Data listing
* begin *
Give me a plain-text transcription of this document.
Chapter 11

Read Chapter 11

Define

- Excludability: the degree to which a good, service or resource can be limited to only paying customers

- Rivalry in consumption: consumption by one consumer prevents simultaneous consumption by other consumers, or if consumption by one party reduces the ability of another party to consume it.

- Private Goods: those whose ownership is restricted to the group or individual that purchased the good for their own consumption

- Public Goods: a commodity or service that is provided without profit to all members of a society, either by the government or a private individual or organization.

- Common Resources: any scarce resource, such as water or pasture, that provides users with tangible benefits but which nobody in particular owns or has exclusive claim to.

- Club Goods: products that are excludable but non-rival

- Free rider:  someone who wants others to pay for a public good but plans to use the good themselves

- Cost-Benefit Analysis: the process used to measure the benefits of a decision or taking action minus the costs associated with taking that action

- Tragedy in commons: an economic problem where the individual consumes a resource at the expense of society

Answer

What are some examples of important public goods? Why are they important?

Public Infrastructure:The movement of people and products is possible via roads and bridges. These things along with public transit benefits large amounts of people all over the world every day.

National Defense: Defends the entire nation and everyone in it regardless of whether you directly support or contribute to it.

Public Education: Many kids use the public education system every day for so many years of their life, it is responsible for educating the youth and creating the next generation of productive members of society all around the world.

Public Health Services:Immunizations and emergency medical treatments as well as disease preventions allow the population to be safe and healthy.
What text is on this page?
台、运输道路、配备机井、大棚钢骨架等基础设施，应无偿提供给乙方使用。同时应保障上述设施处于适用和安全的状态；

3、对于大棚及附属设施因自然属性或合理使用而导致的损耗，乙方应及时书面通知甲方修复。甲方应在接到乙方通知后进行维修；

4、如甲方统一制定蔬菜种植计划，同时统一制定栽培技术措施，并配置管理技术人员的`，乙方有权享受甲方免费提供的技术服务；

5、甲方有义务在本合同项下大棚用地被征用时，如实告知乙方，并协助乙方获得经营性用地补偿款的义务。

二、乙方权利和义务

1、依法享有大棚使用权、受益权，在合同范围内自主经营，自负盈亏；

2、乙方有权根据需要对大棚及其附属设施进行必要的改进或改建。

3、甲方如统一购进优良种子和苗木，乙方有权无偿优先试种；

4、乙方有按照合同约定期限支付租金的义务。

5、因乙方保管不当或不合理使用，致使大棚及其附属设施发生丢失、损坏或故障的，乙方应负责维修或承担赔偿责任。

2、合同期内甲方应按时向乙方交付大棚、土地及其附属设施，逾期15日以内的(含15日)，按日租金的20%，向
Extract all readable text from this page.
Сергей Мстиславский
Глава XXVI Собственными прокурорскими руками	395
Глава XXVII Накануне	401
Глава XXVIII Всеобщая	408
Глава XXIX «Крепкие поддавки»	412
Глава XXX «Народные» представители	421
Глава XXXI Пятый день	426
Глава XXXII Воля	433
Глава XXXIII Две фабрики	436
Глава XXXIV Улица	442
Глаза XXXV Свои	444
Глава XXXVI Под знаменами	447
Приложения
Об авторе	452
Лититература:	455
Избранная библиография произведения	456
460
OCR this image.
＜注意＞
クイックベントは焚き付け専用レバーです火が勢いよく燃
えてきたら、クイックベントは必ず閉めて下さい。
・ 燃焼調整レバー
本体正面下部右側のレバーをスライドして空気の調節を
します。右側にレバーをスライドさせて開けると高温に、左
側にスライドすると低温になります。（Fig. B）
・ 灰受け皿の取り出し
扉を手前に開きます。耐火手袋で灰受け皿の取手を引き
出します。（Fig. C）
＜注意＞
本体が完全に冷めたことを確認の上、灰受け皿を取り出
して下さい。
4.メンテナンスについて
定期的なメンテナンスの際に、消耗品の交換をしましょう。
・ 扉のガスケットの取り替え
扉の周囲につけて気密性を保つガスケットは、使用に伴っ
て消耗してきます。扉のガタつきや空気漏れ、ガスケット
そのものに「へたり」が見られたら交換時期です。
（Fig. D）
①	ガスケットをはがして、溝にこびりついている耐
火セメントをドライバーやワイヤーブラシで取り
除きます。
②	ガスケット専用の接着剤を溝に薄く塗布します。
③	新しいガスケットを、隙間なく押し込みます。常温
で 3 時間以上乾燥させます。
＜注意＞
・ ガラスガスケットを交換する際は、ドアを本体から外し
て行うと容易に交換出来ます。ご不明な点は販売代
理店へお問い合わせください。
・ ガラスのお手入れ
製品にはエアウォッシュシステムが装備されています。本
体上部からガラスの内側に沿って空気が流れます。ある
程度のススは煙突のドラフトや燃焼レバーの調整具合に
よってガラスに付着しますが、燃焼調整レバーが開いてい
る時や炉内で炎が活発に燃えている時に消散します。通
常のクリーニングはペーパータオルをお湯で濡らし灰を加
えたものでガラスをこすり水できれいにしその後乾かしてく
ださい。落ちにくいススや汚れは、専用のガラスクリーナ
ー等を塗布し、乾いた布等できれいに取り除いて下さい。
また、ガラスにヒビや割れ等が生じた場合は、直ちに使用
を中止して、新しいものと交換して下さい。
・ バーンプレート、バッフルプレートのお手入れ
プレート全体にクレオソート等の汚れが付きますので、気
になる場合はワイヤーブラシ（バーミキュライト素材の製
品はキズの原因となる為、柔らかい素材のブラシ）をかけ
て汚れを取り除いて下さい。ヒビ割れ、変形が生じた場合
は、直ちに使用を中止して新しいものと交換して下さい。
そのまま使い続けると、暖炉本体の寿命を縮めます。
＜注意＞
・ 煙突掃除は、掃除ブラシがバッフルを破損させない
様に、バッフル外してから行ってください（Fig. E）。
* end *
- **Given problem**
Exact output of every entry is required.

- **Finished task**
Give me a plain-text transcription of this document.
Chapter 11

Read Chapter 11

Define

- Excludability: the degree to which a good, service or resource can be limited to only paying customers

- Rivalry in consumption: consumption by one consumer prevents simultaneous consumption by other consumers, or if consumption by one party reduces the ability of another party to consume it.

- Private Goods: those whose ownership is restricted to the group or individual that purchased the good for their own consumption

- Public Goods: a commodity or service that is provided without profit to all members of a society, either by the government or a private individual or organization.

- Common Resources: any scarce resource, such as water or pasture, that provides users with tangible benefits but which nobody in particular owns or has exclusive claim to.

- Club Goods: products that are excludable but non-rival

- Free rider:  someone who wants others to pay for a public good but plans to use the good themselves

- Cost-Benefit Analysis: the process used to measure the benefits of a decision or taking action minus the costs associated with taking that action

- Tragedy in commons: an economic problem where the individual consumes a resource at the expense of society

Answer

What are some examples of important public goods? Why are they important?

Public Infrastructure:The movement of people and products is possible via roads and bridges. These things along with public transit benefits large amounts of people all over the world every day.

National Defense: Defends the entire nation and everyone in it regardless of whether you directly support or contribute to it.

Public Education: Many kids use the public education system every day for so many years of their life, it is responsible for educating the youth and creating the next generation of productive members of society all around the world.

Public Health Services:Immunizations and emergency medical treatments as well as disease preventions allow the population to be safe and healthy.
What text is on this page?
台、运输道路、配备机井、大棚钢骨架等基础设施，应无偿提供给乙方使用。同时应保障上述设施处于适用和安全的状态；

3、对于大棚及附属设施因自然属性或合理使用而导致的损耗，乙方应及时书面通知甲方修复。甲方应在接到乙方通知后进行维修；

4、如甲方统一制定蔬菜种植计划，同时统一制定栽培技术措施，并配置管理技术人员的`，乙方有权享受甲方免费提供的技术服务；

5、甲方有义务在本合同项下大棚用地被征用时，如实告知乙方，并协助乙方获得经营性用地补偿款的义务。

二、乙方权利和义务

1、依法享有大棚使用权、受益权，在合同范围内自主经营，自负盈亏；

2、乙方有权根据需要对大棚及其附属设施进行必要的改进或改建。

3、甲方如统一购进优良种子和苗木，乙方有权无偿优先试种；

4、乙方有按照合同约定期限支付租金的义务。

5、因乙方保管不当或不合理使用，致使大棚及其附属设施发生丢失、损坏或故障的，乙方应负责维修或承担赔偿责任。

2、合同期内甲方应按时向乙方交付大棚、土地及其附属设施，逾期15日以内的(含15日)，按日租金的20%，向
Extract all readable text from this page.
Сергей Мстиславский
Глава XXVI Собственными прокурорскими руками	395
Глава XXVII Накануне	401
Глава XXVIII Всеобщая	408
Глава XXIX «Крепкие поддавки»	412
Глава XXX «Народные» представители	421
Глава XXXI Пятый день	426
Глава XXXII Воля	433
Глава XXXIII Две фабрики	436
Глава XXXIV Улица	442
Глаза XXXV Свои	444
Глава XXXVI Под знаменами	447
Приложения
Об авторе	452
Лититература:	455
Избранная библиография произведения	456
460
OCR this image.
＜注意＞
クイックベントは焚き付け専用レバーです火が勢いよく燃
えてきたら、クイックベントは必ず閉めて下さい。
・ 燃焼調整レバー
本体正面下部右側のレバーをスライドして空気の調節を
します。右側にレバーをスライドさせて開けると高温に、左
側にスライドすると低温になります。（Fig. B）
・ 灰受け皿の取り出し
扉を手前に開きます。耐火手袋で灰受け皿の取手を引き
出します。（Fig. C）
＜注意＞
本体が完全に冷めたことを確認の上、灰受け皿を取り出
して下さい。
4.メンテナンスについて
定期的なメンテナンスの際に、消耗品の交換をしましょう。
・ 扉のガスケットの取り替え
扉の周囲につけて気密性を保つガスケットは、使用に伴っ
て消耗してきます。扉のガタつきや空気漏れ、ガスケット
そのものに「へたり」が見られたら交換時期です。
（Fig. D）
①	ガスケットをはがして、溝にこびりついている耐
火セメントをドライバーやワイヤーブラシで取り
除きます。
②	ガスケット専用の接着剤を溝に薄く塗布します。
③	新しいガスケットを、隙間なく押し込みます。常温
で 3 時間以上乾燥させます。
＜注意＞
・ ガラスガスケットを交換する際は、ドアを本体から外し
て行うと容易に交換出来ます。ご不明な点は販売代
理店へお問い合わせください。
・ ガラスのお手入れ
製品にはエアウォッシュシステムが装備されています。本
体上部からガラスの内側に沿って空気が流れます。ある
程度のススは煙突のドラフトや燃焼レバーの調整具合に
よってガラスに付着しますが、燃焼調整レバーが開いてい
る時や炉内で炎が活発に燃えている時に消散します。通
常のクリーニングはペーパータオルをお湯で濡らし灰を加
えたものでガラスをこすり水できれいにしその後乾かしてく
ださい。落ちにくいススや汚れは、専用のガラスクリーナ
ー等を塗布し、乾いた布等できれいに取り除いて下さい。
また、ガラスにヒビや割れ等が生じた場合は、直ちに使用
を中止して、新しいものと交換して下さい。
・ バーンプレート、バッフルプレートのお手入れ
プレート全体にクレオソート等の汚れが付きますので、気
になる場合はワイヤーブラシ（バーミキュライト素材の製
品はキズの原因となる為、柔らかい素材のブラシ）をかけ
て汚れを取り除いて下さい。ヒビ割れ、変形が生じた場合
は、直ちに使用を中止して新しいものと交換して下さい。
そのまま使い続けると、暖炉本体の寿命を縮めます。
＜注意＞
・ 煙突掃除は、掃除ブラシがバッフルを破損させない
様に、バッフル外してから行ってください（Fig. E）。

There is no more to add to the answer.